◆ **What is required**:
Below are some records; repeat them all exactly, minus the pictures.

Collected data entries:
-------
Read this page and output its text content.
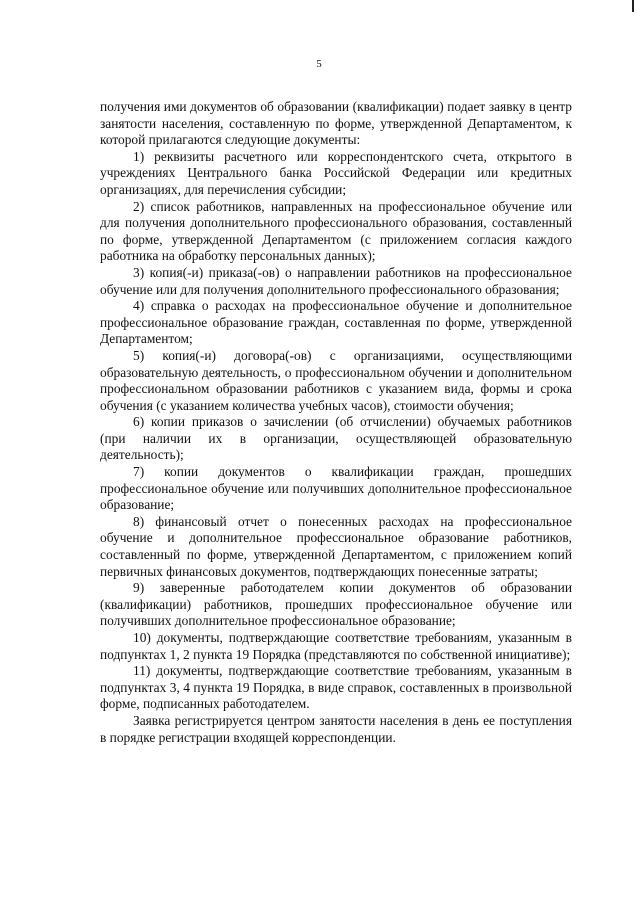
5

получения ими документов об образовании (квалификации) подает заявку в центр занятости населения, составленную по форме, утвержденной Департаментом, к которой прилагаются следующие документы:

1) реквизиты расчетного или корреспондентского счета, открытого в учреждениях Центрального банка Российской Федерации или кредитных организациях, для перечисления субсидии;

2) список работников, направленных на профессиональное обучение или для получения дополнительного профессионального образования, составленный по форме, утвержденной Департаментом (с приложением согласия каждого работника на обработку персональных данных);

3) копия(-и) приказа(-ов) о направлении работников на профессиональное обучение или для получения дополнительного профессионального образования;

4) справка о расходах на профессиональное обучение и дополнительное профессиональное образование граждан, составленная по форме, утвержденной Департаментом;

5) копия(-и) договора(-ов) с организациями, осуществляющими образовательную деятельность, о профессиональном обучении и дополнительном профессиональном образовании работников с указанием вида, формы и срока обучения (с указанием количества учебных часов), стоимости обучения;

6) копии приказов о зачислении (об отчислении) обучаемых работников (при наличии их в организации, осуществляющей образовательную деятельность);

7) копии документов о квалификации граждан, прошедших профессиональное обучение или получивших дополнительное профессиональное образование;

8) финансовый отчет о понесенных расходах на профессиональное обучение и дополнительное профессиональное образование работников, составленный по форме, утвержденной Департаментом, с приложением копий первичных финансовых документов, подтверждающих понесенные затраты;

9) заверенные работодателем копии документов об образовании (квалификации) работников, прошедших профессиональное обучение или получивших дополнительное профессиональное образование;

10) документы, подтверждающие соответствие требованиям, указанным в подпунктах 1, 2 пункта 19 Порядка (представляются по собственной инициативе);

11) документы, подтверждающие соответствие требованиям, указанным в подпунктах 3, 4 пункта 19 Порядка, в виде справок, составленных в произвольной форме, подписанных работодателем.

Заявка регистрируется центром занятости населения в день ее поступления в порядке регистрации входящей корреспонденции.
-------
◆ **Solution for this task**:
Read this page and output its text content.
5

получения ими документов об образовании (квалификации) подает заявку в центр занятости населения, составленную по форме, утвержденной Департаментом, к которой прилагаются следующие документы:

1) реквизиты расчетного или корреспондентского счета, открытого в учреждениях Центрального банка Российской Федерации или кредитных организациях, для перечисления субсидии;

2) список работников, направленных на профессиональное обучение или для получения дополнительного профессионального образования, составленный по форме, утвержденной Департаментом (с приложением согласия каждого работника на обработку персональных данных);

3) копия(-и) приказа(-ов) о направлении работников на профессиональное обучение или для получения дополнительного профессионального образования;

4) справка о расходах на профессиональное обучение и дополнительное профессиональное образование граждан, составленная по форме, утвержденной Департаментом;

5) копия(-и) договора(-ов) с организациями, осуществляющими образовательную деятельность, о профессиональном обучении и дополнительном профессиональном образовании работников с указанием вида, формы и срока обучения (с указанием количества учебных часов), стоимости обучения;

6) копии приказов о зачислении (об отчислении) обучаемых работников (при наличии их в организации, осуществляющей образовательную деятельность);

7) копии документов о квалификации граждан, прошедших профессиональное обучение или получивших дополнительное профессиональное образование;

8) финансовый отчет о понесенных расходах на профессиональное обучение и дополнительное профессиональное образование работников, составленный по форме, утвержденной Департаментом, с приложением копий первичных финансовых документов, подтверждающих понесенные затраты;

9) заверенные работодателем копии документов об образовании (квалификации) работников, прошедших профессиональное обучение или получивших дополнительное профессиональное образование;

10) документы, подтверждающие соответствие требованиям, указанным в подпунктах 1, 2 пункта 19 Порядка (представляются по собственной инициативе);

11) документы, подтверждающие соответствие требованиям, указанным в подпунктах 3, 4 пункта 19 Порядка, в виде справок, составленных в произвольной форме, подписанных работодателем.

Заявка регистрируется центром занятости населения в день ее поступления в порядке регистрации входящей корреспонденции.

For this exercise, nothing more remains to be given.